─── SUPPLIED DATA ───

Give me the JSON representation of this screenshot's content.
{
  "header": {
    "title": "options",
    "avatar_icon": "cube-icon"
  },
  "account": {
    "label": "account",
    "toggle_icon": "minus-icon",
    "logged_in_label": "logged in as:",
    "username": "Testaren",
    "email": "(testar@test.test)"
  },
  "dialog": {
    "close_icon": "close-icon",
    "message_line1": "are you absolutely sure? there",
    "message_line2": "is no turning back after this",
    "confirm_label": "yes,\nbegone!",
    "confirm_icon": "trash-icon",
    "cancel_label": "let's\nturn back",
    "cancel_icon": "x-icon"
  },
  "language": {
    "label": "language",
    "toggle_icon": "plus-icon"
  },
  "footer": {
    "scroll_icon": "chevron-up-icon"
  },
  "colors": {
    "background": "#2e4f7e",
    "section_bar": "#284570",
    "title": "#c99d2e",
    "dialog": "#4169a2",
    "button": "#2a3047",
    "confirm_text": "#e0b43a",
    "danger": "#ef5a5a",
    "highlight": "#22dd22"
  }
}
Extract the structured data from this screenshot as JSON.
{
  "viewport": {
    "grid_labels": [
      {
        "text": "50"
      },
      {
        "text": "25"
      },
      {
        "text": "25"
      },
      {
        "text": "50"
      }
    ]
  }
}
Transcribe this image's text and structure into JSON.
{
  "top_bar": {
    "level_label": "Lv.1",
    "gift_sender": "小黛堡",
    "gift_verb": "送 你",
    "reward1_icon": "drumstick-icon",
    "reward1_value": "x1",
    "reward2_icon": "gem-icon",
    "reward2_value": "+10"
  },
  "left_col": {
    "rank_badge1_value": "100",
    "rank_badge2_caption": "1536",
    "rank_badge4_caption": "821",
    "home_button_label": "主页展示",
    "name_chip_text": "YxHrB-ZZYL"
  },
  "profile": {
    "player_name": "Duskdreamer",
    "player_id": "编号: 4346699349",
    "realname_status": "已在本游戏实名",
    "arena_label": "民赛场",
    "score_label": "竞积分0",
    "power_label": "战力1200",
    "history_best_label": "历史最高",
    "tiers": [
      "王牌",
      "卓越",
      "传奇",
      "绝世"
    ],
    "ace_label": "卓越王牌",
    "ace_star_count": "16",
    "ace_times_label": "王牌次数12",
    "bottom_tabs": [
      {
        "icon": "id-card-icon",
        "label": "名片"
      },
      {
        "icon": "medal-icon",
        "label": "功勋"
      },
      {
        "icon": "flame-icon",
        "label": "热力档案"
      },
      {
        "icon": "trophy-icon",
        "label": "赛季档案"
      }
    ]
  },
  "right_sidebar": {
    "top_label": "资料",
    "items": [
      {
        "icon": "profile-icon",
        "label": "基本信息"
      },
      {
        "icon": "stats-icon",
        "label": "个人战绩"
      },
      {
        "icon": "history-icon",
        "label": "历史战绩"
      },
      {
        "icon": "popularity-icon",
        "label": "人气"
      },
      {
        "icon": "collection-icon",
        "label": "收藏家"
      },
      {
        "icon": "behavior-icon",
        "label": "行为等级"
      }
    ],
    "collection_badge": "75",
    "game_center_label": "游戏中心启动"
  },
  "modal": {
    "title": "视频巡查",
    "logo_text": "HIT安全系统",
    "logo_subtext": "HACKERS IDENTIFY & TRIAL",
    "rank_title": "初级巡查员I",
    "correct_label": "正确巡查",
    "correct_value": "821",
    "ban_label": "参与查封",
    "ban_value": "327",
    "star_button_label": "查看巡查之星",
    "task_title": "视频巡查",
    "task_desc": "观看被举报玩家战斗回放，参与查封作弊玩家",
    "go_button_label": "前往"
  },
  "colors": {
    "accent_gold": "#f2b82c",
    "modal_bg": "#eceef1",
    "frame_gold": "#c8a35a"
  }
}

───

Exactly reproduce every line of the records.

**SOLUTION TO THE PROBLEM:**
Give me the JSON representation of this screenshot's content.
{
  "header": {
    "title": "options",
    "avatar_icon": "cube-icon"
  },
  "account": {
    "label": "account",
    "toggle_icon": "minus-icon",
    "logged_in_label": "logged in as:",
    "username": "Testaren",
    "email": "(testar@test.test)"
  },
  "dialog": {
    "close_icon": "close-icon",
    "message_line1": "are you absolutely sure? there",
    "message_line2": "is no turning back after this",
    "confirm_label": "yes,\nbegone!",
    "confirm_icon": "trash-icon",
    "cancel_label": "let's\nturn back",
    "cancel_icon": "x-icon"
  },
  "language": {
    "label": "language",
    "toggle_icon": "plus-icon"
  },
  "footer": {
    "scroll_icon": "chevron-up-icon"
  },
  "colors": {
    "background": "#2e4f7e",
    "section_bar": "#284570",
    "title": "#c99d2e",
    "dialog": "#4169a2",
    "button": "#2a3047",
    "confirm_text": "#e0b43a",
    "danger": "#ef5a5a",
    "highlight": "#22dd22"
  }
}
Extract the structured data from this screenshot as JSON.
{
  "viewport": {
    "grid_labels": [
      {
        "text": "50"
      },
      {
        "text": "25"
      },
      {
        "text": "25"
      },
      {
        "text": "50"
      }
    ]
  }
}
Transcribe this image's text and structure into JSON.
{
  "top_bar": {
    "level_label": "Lv.1",
    "gift_sender": "小黛堡",
    "gift_verb": "送 你",
    "reward1_icon": "drumstick-icon",
    "reward1_value": "x1",
    "reward2_icon": "gem-icon",
    "reward2_value": "+10"
  },
  "left_col": {
    "rank_badge1_value": "100",
    "rank_badge2_caption": "1536",
    "rank_badge4_caption": "821",
    "home_button_label": "主页展示",
    "name_chip_text": "YxHrB-ZZYL"
  },
  "profile": {
    "player_name": "Duskdreamer",
    "player_id": "编号: 4346699349",
    "realname_status": "已在本游戏实名",
    "arena_label": "民赛场",
    "score_label": "竞积分0",
    "power_label": "战力1200",
    "history_best_label": "历史最高",
    "tiers": [
      "王牌",
      "卓越",
      "传奇",
      "绝世"
    ],
    "ace_label": "卓越王牌",
    "ace_star_count": "16",
    "ace_times_label": "王牌次数12",
    "bottom_tabs": [
      {
        "icon": "id-card-icon",
        "label": "名片"
      },
      {
        "icon": "medal-icon",
        "label": "功勋"
      },
      {
        "icon": "flame-icon",
        "label": "热力档案"
      },
      {
        "icon": "trophy-icon",
        "label": "赛季档案"
      }
    ]
  },
  "right_sidebar": {
    "top_label": "资料",
    "items": [
      {
        "icon": "profile-icon",
        "label": "基本信息"
      },
      {
        "icon": "stats-icon",
        "label": "个人战绩"
      },
      {
        "icon": "history-icon",
        "label": "历史战绩"
      },
      {
        "icon": "popularity-icon",
        "label": "人气"
      },
      {
        "icon": "collection-icon",
        "label": "收藏家"
      },
      {
        "icon": "behavior-icon",
        "label": "行为等级"
      }
    ],
    "collection_badge": "75",
    "game_center_label": "游戏中心启动"
  },
  "modal": {
    "title": "视频巡查",
    "logo_text": "HIT安全系统",
    "logo_subtext": "HACKERS IDENTIFY & TRIAL",
    "rank_title": "初级巡查员I",
    "correct_label": "正确巡查",
    "correct_value": "821",
    "ban_label": "参与查封",
    "ban_value": "327",
    "star_button_label": "查看巡查之星",
    "task_title": "视频巡查",
    "task_desc": "观看被举报玩家战斗回放，参与查封作弊玩家",
    "go_button_label": "前往"
  },
  "colors": {
    "accent_gold": "#f2b82c",
    "modal_bg": "#eceef1",
    "frame_gold": "#c8a35a"
  }
}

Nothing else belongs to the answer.